TASK TO CARRY OUT: Set down every entry word for word. Omit the pictures.
# # #
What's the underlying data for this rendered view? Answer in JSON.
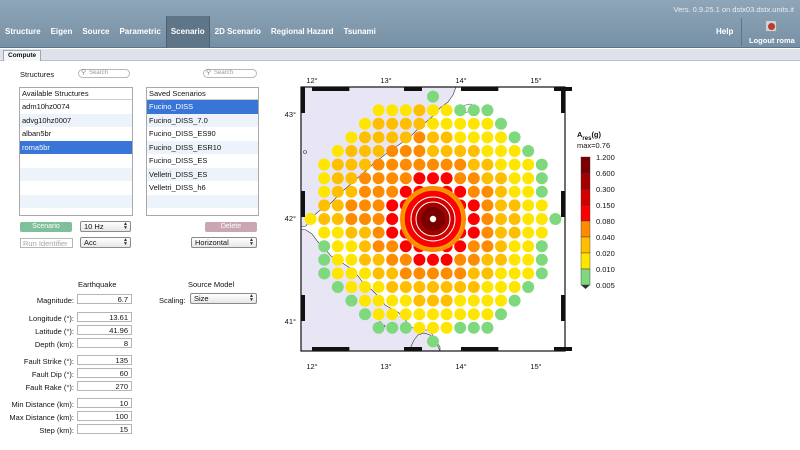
{
  "header": {
    "version": "Vers. 0.9.25.1 on dstx03.dstx.units.it",
    "tabs": [
      "Structure",
      "Eigen",
      "Source",
      "Parametric",
      "Scenario",
      "2D Scenario",
      "Regional Hazard",
      "Tsunami"
    ],
    "active_tab": "Scenario",
    "help": "Help",
    "logout": "Logout roma"
  },
  "subtab": "Compute",
  "structures": {
    "title": "Structures",
    "search_placeholder": "Search",
    "list_header": "Available Structures",
    "items": [
      "adm10hz0074",
      "advg10hz0007",
      "alban5br",
      "roma5br"
    ],
    "selected_index": 3
  },
  "saved": {
    "search_placeholder": "Search",
    "list_header": "Saved Scenarios",
    "items": [
      "Fucino_DISS",
      "Fucino_DISS_7.0",
      "Fucino_DISS_ES90",
      "Fucino_DISS_ESR10",
      "Fucino_DISS_ES",
      "Velletri_DISS_ES",
      "Velletri_DISS_h6"
    ],
    "selected_index": 0
  },
  "controls": {
    "scenario_btn": "Scenario",
    "freq": "10 Hz",
    "run_placeholder": "Run Identifier",
    "component_type": "Acc",
    "delete_btn": "Delete",
    "orientation": "Horizontal"
  },
  "earthquake": {
    "title": "Earthquake",
    "fields": [
      {
        "label": "Magnitude:",
        "value": "6.7"
      },
      {
        "label": "Longitude (°):",
        "value": "13.61"
      },
      {
        "label": "Latitude (°):",
        "value": "41.96"
      },
      {
        "label": "Depth (km):",
        "value": "8"
      },
      {
        "label": "Fault Strike (°):",
        "value": "135"
      },
      {
        "label": "Fault Dip (°):",
        "value": "60"
      },
      {
        "label": "Fault Rake (°):",
        "value": "270"
      },
      {
        "label": "Min Distance (km):",
        "value": "10"
      },
      {
        "label": "Max Distance (km):",
        "value": "100"
      },
      {
        "label": "Step (km):",
        "value": "15"
      }
    ]
  },
  "source_model": {
    "title": "Source Model",
    "scaling_label": "Scaling:",
    "scaling_value": "Size"
  },
  "map": {
    "lon_ticks": [
      "12°",
      "13°",
      "14°",
      "15°"
    ],
    "lat_ticks": [
      "43°",
      "42°",
      "41°"
    ],
    "colorbar_title_main": "A",
    "colorbar_title_sub": "res",
    "colorbar_title_unit": "(g)",
    "colorbar_max": "max=0.76",
    "colorbar_levels": [
      "1.200",
      "0.600",
      "0.300",
      "0.150",
      "0.080",
      "0.040",
      "0.020",
      "0.010",
      "0.005"
    ],
    "colors": {
      "sea": "#e8e6f5",
      "bands": [
        "#7a0000",
        "#a30000",
        "#d40000",
        "#ff0000",
        "#ff8c00",
        "#ffbf00",
        "#ffe600",
        "#7ed87e"
      ]
    }
  }
}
# # #
TASK RESPONSE:
What's the underlying data for this rendered view? Answer in JSON.
{
  "header": {
    "version": "Vers. 0.9.25.1 on dstx03.dstx.units.it",
    "tabs": [
      "Structure",
      "Eigen",
      "Source",
      "Parametric",
      "Scenario",
      "2D Scenario",
      "Regional Hazard",
      "Tsunami"
    ],
    "active_tab": "Scenario",
    "help": "Help",
    "logout": "Logout roma"
  },
  "subtab": "Compute",
  "structures": {
    "title": "Structures",
    "search_placeholder": "Search",
    "list_header": "Available Structures",
    "items": [
      "adm10hz0074",
      "advg10hz0007",
      "alban5br",
      "roma5br"
    ],
    "selected_index": 3
  },
  "saved": {
    "search_placeholder": "Search",
    "list_header": "Saved Scenarios",
    "items": [
      "Fucino_DISS",
      "Fucino_DISS_7.0",
      "Fucino_DISS_ES90",
      "Fucino_DISS_ESR10",
      "Fucino_DISS_ES",
      "Velletri_DISS_ES",
      "Velletri_DISS_h6"
    ],
    "selected_index": 0
  },
  "controls": {
    "scenario_btn": "Scenario",
    "freq": "10 Hz",
    "run_placeholder": "Run Identifier",
    "component_type": "Acc",
    "delete_btn": "Delete",
    "orientation": "Horizontal"
  },
  "earthquake": {
    "title": "Earthquake",
    "fields": [
      {
        "label": "Magnitude:",
        "value": "6.7"
      },
      {
        "label": "Longitude (°):",
        "value": "13.61"
      },
      {
        "label": "Latitude (°):",
        "value": "41.96"
      },
      {
        "label": "Depth (km):",
        "value": "8"
      },
      {
        "label": "Fault Strike (°):",
        "value": "135"
      },
      {
        "label": "Fault Dip (°):",
        "value": "60"
      },
      {
        "label": "Fault Rake (°):",
        "value": "270"
      },
      {
        "label": "Min Distance (km):",
        "value": "10"
      },
      {
        "label": "Max Distance (km):",
        "value": "100"
      },
      {
        "label": "Step (km):",
        "value": "15"
      }
    ]
  },
  "source_model": {
    "title": "Source Model",
    "scaling_label": "Scaling:",
    "scaling_value": "Size"
  },
  "map": {
    "lon_ticks": [
      "12°",
      "13°",
      "14°",
      "15°"
    ],
    "lat_ticks": [
      "43°",
      "42°",
      "41°"
    ],
    "colorbar_title_main": "A",
    "colorbar_title_sub": "res",
    "colorbar_title_unit": "(g)",
    "colorbar_max": "max=0.76",
    "colorbar_levels": [
      "1.200",
      "0.600",
      "0.300",
      "0.150",
      "0.080",
      "0.040",
      "0.020",
      "0.010",
      "0.005"
    ],
    "colors": {
      "sea": "#e8e6f5",
      "bands": [
        "#7a0000",
        "#a30000",
        "#d40000",
        "#ff0000",
        "#ff8c00",
        "#ffbf00",
        "#ffe600",
        "#7ed87e"
      ]
    }
  }
}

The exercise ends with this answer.